## Begin PASSAGE SHOWN
Pride and Prejudice

Pride and Prejudice feature image

Don’t underestimate Jane Austen. Her authorial voice, distinctively witty and humane, rings out above the Gothic din of early 19th-century fiction. Two centuries after her death, this middle-class provincial’s novels still enchant readers with their verisimilitude and authenticity, despite how radically manners and morals have changed.

A new stage adaptation of Pride and Prejudice, which premiered last summer in Garrison, N.Y., has arrived in Manhattan. The script for this Primary Stages–Hudson Valley Shakespeare Festival co-production is by Kate Hamill, whose dramatization of Austen’s Sense and Sensibility enjoyed a substantial run Off-Broadway in 2016.

Hamill, who also portrays protagonist Elizabeth Bennet, is a member of Bedlam, the audacious New York theater company that has staged Hamlet with four actors covering all roles. Last season, Hamill’s reworking of Thackeray’s Vanity Fair was the final production of the defunct Pearl Theatre Company. In Bedlam style, she uses a modest number of performers to tell complex stories. Pride and Prejudice features eight actors playing 14 sizable parts, as well as maids, butlers, and a major-domo.
## End PASSAGE SHOWN
## Begin MATERIAL PROVIDED
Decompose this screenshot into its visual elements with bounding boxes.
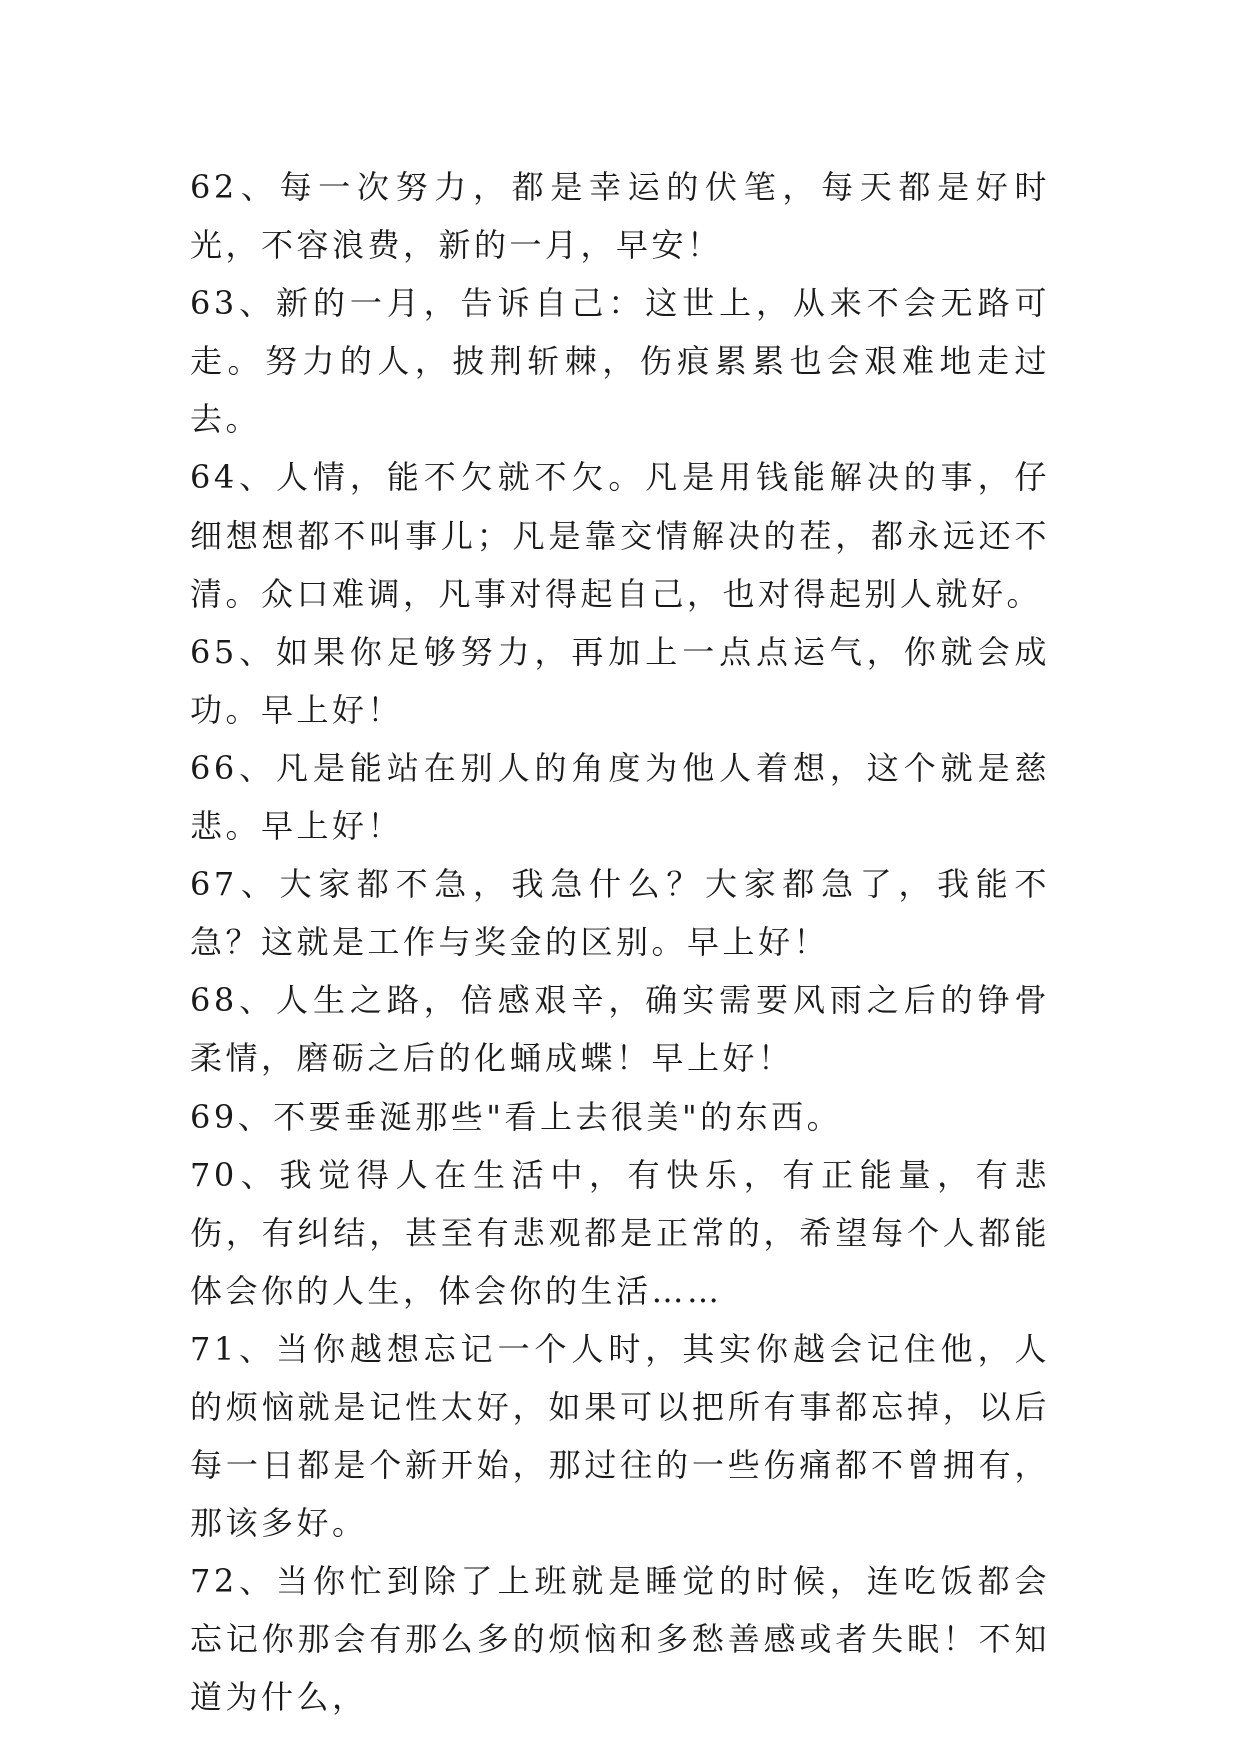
paragraph-66: 66、凡是能站在别人的角度为他人着想，这个就是慈悲。早上好！: [190, 748, 1050, 846]
paragraph-71: 71、当你越想忘记一个人时，其实你越会记住他，人的烦恼就是记性太好，如果可以把所有事都忘掉，以后每一日都是个新开始，那过往的一些伤痛都不曾拥有，那该多好。: [190, 1329, 1050, 1543]
paragraph-62: 62、每一次努力，都是幸运的伏笔，每天都是好时光，不容浪费，新的一月，早安！: [190, 168, 1050, 265]
paragraph-72: 72、当你忙到除了上班就是睡觉的时候，连吃饭都会忘记你那会有那么多的烦恼和多愁善感或者失眠！不知道为什么，: [190, 1562, 1050, 1717]
paragraph-70: 70、我觉得人在生活中，有快乐，有正能量，有悲伤，有纠结，甚至有悲观都是正常的，希望每个人都能体会你的人生，体会你的生活……: [190, 1155, 1050, 1310]
paragraph-68: 68、人生之路，倍感艰辛，确实需要风雨之后的铮骨柔情，磨砺之后的化蛹成蝶！早上好！: [190, 981, 1050, 1078]
paragraph-65: 65、如果你足够努力，再加上一点点运气，你就会成功。早上好！: [190, 632, 1050, 729]
paragraph-64: 64、人情，能不欠就不欠。凡是用钱能解决的事，仔细想想都不叫事儿；凡是靠交情解决的茬，都永远还不清。众口难调，凡事对得起自己，也对得起别人就好。: [190, 458, 1050, 613]
paragraph-63: 63、新的一月，告诉自己：这世上，从来不会无路可走。努力的人，披荆斩棘，伤痕累累也会艰难地走过去。: [190, 284, 1050, 439]
paragraph-67: 67、大家都不急，我急什么？大家都急了，我能不急？这就是工作与奖金的区别。早上好！: [190, 865, 1050, 962]
document-body: [190, 158, 1050, 1727]
paragraph-69: 69、不要垂涎那些"看上去很美"的东西。: [190, 1097, 843, 1136]
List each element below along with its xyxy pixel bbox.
## End MATERIAL PROVIDED
__EXERCISE TASKS__.
a – Copy the part of the Pride and Prejudice passage that opens with the words containing "Don’t underestimate Jane" and closes with "morals have changed.".
b – List every theater company or festival named in the Pride and Prejudice passage.

__COMPLETE ANSWERS__.
a –
Don’t underestimate Jane Austen. Her authorial voice, distinctively witty and humane, rings out above the Gothic din of early 19th-century fiction. Two centuries after her death, this middle-class provincial’s novels still enchant readers with their verisimilitude and authenticity, despite how radically manners and morals have changed.

b –
Primary Stages
Hudson Valley Shakespeare Festival
Bedlam
Pearl Theatre Company